> [Set task]:
Establish how many lines in the material include the string "Facebook" and report it as a lone number.

> [Exercise materials]:
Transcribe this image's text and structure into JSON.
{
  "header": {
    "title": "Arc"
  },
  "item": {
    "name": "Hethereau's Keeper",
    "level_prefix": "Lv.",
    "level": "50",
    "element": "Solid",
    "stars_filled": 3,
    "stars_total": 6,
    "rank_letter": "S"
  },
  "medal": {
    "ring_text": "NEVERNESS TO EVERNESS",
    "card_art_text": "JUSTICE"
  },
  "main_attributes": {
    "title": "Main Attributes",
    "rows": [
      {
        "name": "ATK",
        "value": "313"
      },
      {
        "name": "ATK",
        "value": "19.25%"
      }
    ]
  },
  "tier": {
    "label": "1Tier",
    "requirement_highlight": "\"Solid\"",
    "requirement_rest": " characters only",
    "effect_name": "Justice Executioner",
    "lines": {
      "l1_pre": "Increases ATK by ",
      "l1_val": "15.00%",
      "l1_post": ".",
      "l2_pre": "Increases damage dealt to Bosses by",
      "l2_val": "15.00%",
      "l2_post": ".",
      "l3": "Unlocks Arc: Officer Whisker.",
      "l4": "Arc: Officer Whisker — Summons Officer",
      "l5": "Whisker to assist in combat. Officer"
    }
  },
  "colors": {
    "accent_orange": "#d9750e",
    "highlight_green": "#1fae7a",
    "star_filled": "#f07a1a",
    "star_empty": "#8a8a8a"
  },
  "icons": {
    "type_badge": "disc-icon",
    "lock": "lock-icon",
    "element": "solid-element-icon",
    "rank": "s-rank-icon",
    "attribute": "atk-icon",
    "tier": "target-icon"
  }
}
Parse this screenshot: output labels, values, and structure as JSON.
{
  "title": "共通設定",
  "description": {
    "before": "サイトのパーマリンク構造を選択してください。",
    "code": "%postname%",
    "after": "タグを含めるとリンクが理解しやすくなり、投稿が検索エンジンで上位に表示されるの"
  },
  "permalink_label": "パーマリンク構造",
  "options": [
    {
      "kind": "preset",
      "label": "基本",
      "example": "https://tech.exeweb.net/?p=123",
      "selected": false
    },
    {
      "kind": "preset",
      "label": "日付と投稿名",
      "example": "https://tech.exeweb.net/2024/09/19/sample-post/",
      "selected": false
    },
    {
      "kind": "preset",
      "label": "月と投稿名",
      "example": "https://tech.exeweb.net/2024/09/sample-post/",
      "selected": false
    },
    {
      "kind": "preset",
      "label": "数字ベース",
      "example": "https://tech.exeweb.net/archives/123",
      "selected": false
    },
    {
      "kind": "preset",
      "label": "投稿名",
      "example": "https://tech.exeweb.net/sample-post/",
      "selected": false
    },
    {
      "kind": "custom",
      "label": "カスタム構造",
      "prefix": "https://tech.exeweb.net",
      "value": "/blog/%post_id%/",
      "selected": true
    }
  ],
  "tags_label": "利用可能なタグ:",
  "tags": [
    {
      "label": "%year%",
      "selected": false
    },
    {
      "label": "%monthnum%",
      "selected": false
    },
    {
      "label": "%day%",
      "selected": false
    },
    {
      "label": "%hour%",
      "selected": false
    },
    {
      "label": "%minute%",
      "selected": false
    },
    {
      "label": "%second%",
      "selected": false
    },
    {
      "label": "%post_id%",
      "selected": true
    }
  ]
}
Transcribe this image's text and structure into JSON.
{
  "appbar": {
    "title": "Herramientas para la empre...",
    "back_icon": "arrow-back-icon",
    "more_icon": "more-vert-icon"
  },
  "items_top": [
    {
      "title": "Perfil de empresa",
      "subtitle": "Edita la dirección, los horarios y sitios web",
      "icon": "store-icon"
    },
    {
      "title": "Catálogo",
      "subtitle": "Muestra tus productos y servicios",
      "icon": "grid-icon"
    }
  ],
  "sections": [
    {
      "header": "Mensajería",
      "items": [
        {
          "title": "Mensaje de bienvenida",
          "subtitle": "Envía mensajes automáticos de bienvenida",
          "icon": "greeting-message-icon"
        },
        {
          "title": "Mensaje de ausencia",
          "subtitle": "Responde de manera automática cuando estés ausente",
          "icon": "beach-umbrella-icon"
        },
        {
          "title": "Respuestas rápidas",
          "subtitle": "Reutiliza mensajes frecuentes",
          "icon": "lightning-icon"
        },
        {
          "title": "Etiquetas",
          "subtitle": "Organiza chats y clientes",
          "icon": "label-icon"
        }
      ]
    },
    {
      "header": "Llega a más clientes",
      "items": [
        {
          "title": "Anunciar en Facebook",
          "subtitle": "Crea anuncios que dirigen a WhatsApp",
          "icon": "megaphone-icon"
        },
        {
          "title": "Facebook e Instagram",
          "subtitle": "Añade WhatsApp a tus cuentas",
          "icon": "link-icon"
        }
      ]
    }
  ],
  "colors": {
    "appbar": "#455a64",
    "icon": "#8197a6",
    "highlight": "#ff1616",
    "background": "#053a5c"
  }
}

> [Final answer]:
2